* **Extracted material**
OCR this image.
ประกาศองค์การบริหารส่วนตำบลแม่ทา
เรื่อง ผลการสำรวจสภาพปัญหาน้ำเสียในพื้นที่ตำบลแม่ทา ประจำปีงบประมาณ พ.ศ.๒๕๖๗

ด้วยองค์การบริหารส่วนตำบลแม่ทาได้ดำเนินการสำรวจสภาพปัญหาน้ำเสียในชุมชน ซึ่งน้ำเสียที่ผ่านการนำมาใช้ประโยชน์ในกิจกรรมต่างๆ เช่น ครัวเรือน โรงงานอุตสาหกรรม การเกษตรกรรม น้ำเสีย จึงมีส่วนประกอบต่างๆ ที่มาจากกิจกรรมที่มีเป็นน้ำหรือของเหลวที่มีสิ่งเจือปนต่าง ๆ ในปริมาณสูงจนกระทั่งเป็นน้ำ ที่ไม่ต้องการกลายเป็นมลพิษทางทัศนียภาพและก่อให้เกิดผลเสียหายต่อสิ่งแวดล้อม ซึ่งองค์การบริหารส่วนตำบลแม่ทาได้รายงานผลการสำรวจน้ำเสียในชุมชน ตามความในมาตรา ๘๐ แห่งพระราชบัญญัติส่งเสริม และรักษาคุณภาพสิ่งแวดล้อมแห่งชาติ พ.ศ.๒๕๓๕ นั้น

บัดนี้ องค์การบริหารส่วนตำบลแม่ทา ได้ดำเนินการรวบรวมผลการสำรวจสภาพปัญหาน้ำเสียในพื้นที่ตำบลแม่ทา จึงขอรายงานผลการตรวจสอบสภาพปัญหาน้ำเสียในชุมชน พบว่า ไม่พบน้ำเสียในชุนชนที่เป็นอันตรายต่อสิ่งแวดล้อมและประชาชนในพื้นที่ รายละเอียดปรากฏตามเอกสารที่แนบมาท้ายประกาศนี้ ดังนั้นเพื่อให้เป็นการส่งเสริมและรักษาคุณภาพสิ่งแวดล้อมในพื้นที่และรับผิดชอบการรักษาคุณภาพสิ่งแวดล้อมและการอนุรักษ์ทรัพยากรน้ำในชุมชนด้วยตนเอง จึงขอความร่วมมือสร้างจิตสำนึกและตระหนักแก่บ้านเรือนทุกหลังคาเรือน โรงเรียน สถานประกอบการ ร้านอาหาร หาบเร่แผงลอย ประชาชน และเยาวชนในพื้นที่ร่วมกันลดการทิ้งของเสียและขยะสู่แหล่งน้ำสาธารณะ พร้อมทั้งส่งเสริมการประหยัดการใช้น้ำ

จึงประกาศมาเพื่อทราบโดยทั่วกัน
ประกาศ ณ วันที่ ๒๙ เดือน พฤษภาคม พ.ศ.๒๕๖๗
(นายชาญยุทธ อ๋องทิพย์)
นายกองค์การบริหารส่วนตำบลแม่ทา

* **What is being asked**
Type the whole listing again, unaltered.

* **Written response**
OCR this image.
ประกาศองค์การบริหารส่วนตำบลแม่ทา
เรื่อง ผลการสำรวจสภาพปัญหาน้ำเสียในพื้นที่ตำบลแม่ทา ประจำปีงบประมาณ พ.ศ.๒๕๖๗

ด้วยองค์การบริหารส่วนตำบลแม่ทาได้ดำเนินการสำรวจสภาพปัญหาน้ำเสียในชุมชน ซึ่งน้ำเสียที่ผ่านการนำมาใช้ประโยชน์ในกิจกรรมต่างๆ เช่น ครัวเรือน โรงงานอุตสาหกรรม การเกษตรกรรม น้ำเสีย จึงมีส่วนประกอบต่างๆ ที่มาจากกิจกรรมที่มีเป็นน้ำหรือของเหลวที่มีสิ่งเจือปนต่าง ๆ ในปริมาณสูงจนกระทั่งเป็นน้ำ ที่ไม่ต้องการกลายเป็นมลพิษทางทัศนียภาพและก่อให้เกิดผลเสียหายต่อสิ่งแวดล้อม ซึ่งองค์การบริหารส่วนตำบลแม่ทาได้รายงานผลการสำรวจน้ำเสียในชุมชน ตามความในมาตรา ๘๐ แห่งพระราชบัญญัติส่งเสริม และรักษาคุณภาพสิ่งแวดล้อมแห่งชาติ พ.ศ.๒๕๓๕ นั้น

บัดนี้ องค์การบริหารส่วนตำบลแม่ทา ได้ดำเนินการรวบรวมผลการสำรวจสภาพปัญหาน้ำเสียในพื้นที่ตำบลแม่ทา จึงขอรายงานผลการตรวจสอบสภาพปัญหาน้ำเสียในชุมชน พบว่า ไม่พบน้ำเสียในชุนชนที่เป็นอันตรายต่อสิ่งแวดล้อมและประชาชนในพื้นที่ รายละเอียดปรากฏตามเอกสารที่แนบมาท้ายประกาศนี้ ดังนั้นเพื่อให้เป็นการส่งเสริมและรักษาคุณภาพสิ่งแวดล้อมในพื้นที่และรับผิดชอบการรักษาคุณภาพสิ่งแวดล้อมและการอนุรักษ์ทรัพยากรน้ำในชุมชนด้วยตนเอง จึงขอความร่วมมือสร้างจิตสำนึกและตระหนักแก่บ้านเรือนทุกหลังคาเรือน โรงเรียน สถานประกอบการ ร้านอาหาร หาบเร่แผงลอย ประชาชน และเยาวชนในพื้นที่ร่วมกันลดการทิ้งของเสียและขยะสู่แหล่งน้ำสาธารณะ พร้อมทั้งส่งเสริมการประหยัดการใช้น้ำ

จึงประกาศมาเพื่อทราบโดยทั่วกัน
ประกาศ ณ วันที่ ๒๙ เดือน พฤษภาคม พ.ศ.๒๕๖๗
(นายชาญยุทธ อ๋องทิพย์)
นายกองค์การบริหารส่วนตำบลแม่ทา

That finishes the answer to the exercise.